— Begin Data rows —

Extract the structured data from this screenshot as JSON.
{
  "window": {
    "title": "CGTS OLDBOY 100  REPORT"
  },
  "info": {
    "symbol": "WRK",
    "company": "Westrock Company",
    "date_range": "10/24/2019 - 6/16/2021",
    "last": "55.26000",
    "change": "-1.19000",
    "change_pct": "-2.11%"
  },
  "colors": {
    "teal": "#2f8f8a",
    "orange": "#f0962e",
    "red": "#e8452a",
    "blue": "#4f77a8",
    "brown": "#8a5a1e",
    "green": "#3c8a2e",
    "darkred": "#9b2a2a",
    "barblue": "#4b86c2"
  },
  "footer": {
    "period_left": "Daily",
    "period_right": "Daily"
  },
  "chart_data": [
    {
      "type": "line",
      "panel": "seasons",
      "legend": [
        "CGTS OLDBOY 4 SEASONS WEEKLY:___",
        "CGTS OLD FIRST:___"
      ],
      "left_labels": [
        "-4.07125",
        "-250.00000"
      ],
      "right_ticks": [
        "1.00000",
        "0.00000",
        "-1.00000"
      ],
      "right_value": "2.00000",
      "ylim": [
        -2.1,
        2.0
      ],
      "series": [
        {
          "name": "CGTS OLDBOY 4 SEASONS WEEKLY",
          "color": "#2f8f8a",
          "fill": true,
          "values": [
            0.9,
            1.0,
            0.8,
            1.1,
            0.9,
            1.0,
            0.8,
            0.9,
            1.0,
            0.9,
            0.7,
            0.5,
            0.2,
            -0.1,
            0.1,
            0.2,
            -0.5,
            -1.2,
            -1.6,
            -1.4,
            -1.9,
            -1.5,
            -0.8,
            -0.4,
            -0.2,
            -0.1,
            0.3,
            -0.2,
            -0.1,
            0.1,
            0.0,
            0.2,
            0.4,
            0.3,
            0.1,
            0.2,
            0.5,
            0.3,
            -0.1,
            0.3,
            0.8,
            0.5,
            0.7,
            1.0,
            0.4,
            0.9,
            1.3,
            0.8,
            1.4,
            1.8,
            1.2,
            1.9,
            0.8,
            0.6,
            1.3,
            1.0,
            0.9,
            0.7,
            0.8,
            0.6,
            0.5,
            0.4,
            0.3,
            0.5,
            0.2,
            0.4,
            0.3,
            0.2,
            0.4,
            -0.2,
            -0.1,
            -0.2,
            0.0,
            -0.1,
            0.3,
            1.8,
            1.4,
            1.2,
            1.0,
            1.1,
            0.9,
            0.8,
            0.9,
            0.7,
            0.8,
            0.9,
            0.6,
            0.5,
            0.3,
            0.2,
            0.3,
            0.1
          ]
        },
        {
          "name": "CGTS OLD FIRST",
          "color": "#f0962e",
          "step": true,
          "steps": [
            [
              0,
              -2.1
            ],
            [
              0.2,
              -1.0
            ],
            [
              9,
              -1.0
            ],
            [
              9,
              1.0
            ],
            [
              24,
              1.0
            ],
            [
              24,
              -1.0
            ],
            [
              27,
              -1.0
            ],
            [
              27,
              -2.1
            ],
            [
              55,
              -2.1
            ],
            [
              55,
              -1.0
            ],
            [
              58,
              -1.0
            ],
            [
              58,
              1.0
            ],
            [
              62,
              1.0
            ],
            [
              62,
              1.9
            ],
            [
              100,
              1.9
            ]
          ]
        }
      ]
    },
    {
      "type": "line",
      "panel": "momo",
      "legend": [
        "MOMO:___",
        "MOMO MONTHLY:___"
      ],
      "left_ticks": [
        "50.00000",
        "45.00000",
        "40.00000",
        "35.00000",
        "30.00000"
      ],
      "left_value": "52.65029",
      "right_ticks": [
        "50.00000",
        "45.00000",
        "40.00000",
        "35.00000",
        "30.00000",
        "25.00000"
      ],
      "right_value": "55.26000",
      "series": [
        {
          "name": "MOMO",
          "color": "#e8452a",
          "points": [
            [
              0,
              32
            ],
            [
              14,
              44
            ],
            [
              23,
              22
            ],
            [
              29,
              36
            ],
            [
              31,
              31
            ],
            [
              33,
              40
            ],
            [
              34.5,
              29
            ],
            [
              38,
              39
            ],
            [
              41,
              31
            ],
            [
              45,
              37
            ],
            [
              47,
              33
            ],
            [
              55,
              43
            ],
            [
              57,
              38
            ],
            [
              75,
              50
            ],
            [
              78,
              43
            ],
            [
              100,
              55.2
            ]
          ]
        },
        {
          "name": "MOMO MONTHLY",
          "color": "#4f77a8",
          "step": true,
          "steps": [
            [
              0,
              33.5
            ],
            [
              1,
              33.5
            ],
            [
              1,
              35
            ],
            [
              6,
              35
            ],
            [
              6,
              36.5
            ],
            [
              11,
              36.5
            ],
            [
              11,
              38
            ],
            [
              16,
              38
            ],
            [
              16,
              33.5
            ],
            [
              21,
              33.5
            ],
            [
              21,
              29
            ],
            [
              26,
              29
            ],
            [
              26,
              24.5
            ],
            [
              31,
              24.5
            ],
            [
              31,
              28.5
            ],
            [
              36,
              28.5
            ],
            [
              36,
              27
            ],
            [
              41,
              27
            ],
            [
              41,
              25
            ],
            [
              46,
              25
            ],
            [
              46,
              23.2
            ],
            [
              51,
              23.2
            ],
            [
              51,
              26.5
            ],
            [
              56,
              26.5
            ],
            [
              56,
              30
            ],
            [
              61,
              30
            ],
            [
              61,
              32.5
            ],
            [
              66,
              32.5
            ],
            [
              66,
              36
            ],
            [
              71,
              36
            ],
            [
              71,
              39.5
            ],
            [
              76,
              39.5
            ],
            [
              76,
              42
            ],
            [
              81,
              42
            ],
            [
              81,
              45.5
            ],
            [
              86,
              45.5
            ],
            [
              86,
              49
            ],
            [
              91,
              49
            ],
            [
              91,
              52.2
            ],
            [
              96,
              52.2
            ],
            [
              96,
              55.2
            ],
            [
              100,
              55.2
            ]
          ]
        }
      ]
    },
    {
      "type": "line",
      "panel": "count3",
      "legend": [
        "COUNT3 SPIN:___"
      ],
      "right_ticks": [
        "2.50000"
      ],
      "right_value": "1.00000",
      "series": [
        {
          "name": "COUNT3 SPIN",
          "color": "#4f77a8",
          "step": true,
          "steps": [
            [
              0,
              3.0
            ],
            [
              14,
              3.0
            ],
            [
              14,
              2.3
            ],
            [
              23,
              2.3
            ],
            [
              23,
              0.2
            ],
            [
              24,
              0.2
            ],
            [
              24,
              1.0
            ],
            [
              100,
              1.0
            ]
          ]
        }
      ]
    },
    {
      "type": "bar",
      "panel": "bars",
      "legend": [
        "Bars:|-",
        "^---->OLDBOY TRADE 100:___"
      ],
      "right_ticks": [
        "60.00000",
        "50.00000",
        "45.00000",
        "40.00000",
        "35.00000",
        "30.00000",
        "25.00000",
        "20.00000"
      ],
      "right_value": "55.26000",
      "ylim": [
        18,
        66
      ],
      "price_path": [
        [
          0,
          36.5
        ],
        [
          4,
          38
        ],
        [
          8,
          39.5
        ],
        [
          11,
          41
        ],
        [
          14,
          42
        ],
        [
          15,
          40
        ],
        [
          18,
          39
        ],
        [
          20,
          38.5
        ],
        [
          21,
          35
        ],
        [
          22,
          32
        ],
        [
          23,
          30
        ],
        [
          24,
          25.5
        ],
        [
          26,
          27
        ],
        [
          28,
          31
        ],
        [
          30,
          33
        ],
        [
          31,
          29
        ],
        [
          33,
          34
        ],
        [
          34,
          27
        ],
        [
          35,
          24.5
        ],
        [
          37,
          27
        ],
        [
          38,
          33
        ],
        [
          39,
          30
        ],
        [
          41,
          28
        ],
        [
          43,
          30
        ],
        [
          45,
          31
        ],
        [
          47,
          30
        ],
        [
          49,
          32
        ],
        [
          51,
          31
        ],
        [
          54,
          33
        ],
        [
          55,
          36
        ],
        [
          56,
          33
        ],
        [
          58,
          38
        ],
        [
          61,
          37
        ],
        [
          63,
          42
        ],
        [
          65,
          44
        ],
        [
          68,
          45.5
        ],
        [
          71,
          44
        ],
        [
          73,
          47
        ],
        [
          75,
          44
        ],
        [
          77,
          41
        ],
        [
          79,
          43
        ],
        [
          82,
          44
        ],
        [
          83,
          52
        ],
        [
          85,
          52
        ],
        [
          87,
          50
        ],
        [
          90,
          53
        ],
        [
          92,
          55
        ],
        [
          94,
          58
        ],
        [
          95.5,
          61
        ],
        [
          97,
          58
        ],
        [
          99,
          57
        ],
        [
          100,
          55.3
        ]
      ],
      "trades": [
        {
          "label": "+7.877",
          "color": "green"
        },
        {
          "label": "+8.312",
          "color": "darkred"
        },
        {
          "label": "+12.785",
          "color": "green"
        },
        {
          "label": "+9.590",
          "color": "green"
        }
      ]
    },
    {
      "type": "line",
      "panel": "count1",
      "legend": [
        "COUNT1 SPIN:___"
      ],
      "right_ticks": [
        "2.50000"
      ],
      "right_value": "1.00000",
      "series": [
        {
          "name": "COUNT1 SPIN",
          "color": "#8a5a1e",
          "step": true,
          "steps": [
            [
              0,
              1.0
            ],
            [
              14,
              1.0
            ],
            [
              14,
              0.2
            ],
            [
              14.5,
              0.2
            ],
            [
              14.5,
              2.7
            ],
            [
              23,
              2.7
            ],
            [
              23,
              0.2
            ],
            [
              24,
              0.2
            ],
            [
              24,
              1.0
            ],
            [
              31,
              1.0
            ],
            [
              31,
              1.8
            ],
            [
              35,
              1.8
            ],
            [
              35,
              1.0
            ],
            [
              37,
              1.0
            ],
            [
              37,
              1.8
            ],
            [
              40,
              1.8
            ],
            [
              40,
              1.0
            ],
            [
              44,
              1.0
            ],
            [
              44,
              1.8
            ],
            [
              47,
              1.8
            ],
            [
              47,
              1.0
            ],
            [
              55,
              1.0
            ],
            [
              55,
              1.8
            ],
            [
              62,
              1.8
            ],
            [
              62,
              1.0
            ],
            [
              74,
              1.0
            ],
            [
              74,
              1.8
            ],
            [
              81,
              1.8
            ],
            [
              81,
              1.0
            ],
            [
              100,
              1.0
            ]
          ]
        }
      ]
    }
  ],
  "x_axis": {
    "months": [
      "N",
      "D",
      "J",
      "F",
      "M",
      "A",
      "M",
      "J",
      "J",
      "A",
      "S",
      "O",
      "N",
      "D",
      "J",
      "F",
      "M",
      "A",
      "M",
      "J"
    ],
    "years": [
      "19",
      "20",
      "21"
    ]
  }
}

— End Data rows —

Given instruction:
Work through the records line by line and tally those holding "WEEKLY". Reply with the number alone.

Exercise result:
2